_OBJECTIVE_. Extract, from the listing that follows, each line containing the word "text".

_PROVIDED MATERIAL_.
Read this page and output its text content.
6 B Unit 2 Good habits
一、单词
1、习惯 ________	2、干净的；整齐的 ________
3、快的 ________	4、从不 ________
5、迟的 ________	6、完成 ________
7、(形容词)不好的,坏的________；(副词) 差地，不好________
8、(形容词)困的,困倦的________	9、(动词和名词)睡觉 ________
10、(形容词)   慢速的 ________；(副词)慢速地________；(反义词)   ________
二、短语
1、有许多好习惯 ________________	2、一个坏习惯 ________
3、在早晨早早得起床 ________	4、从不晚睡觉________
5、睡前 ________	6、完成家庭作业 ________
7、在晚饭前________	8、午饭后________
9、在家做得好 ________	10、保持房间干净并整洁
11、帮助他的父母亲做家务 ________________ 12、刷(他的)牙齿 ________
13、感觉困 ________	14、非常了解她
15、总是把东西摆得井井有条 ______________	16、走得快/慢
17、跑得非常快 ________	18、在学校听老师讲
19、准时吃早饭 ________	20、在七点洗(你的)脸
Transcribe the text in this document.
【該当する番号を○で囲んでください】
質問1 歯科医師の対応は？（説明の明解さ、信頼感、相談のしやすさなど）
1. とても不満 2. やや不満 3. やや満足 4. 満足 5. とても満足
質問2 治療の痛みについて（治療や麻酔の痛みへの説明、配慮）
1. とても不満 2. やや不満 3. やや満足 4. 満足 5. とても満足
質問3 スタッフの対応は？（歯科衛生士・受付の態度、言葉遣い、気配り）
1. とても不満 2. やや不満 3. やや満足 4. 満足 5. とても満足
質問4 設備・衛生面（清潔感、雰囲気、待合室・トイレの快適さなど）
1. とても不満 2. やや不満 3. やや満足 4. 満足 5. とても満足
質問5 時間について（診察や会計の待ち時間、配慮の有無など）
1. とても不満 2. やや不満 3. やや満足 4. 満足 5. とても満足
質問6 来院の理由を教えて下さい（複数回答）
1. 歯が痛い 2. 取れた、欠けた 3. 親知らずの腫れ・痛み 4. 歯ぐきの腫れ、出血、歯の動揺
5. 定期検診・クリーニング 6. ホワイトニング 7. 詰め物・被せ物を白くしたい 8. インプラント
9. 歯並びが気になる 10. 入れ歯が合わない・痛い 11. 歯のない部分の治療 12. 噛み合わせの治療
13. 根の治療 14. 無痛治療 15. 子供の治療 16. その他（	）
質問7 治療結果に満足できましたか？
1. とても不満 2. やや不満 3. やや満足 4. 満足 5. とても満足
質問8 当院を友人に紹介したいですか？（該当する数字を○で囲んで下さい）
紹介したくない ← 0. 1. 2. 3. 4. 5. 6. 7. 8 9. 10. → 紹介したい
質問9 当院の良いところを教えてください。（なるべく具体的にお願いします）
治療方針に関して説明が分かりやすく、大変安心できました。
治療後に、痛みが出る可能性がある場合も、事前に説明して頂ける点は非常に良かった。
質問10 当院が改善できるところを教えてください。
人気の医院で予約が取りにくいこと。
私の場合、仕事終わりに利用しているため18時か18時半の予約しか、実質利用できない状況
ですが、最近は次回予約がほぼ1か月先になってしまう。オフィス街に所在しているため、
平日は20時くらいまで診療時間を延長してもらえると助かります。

_EXERCISE RESULT_.
Read this page and output its text content.
Transcribe the text in this document.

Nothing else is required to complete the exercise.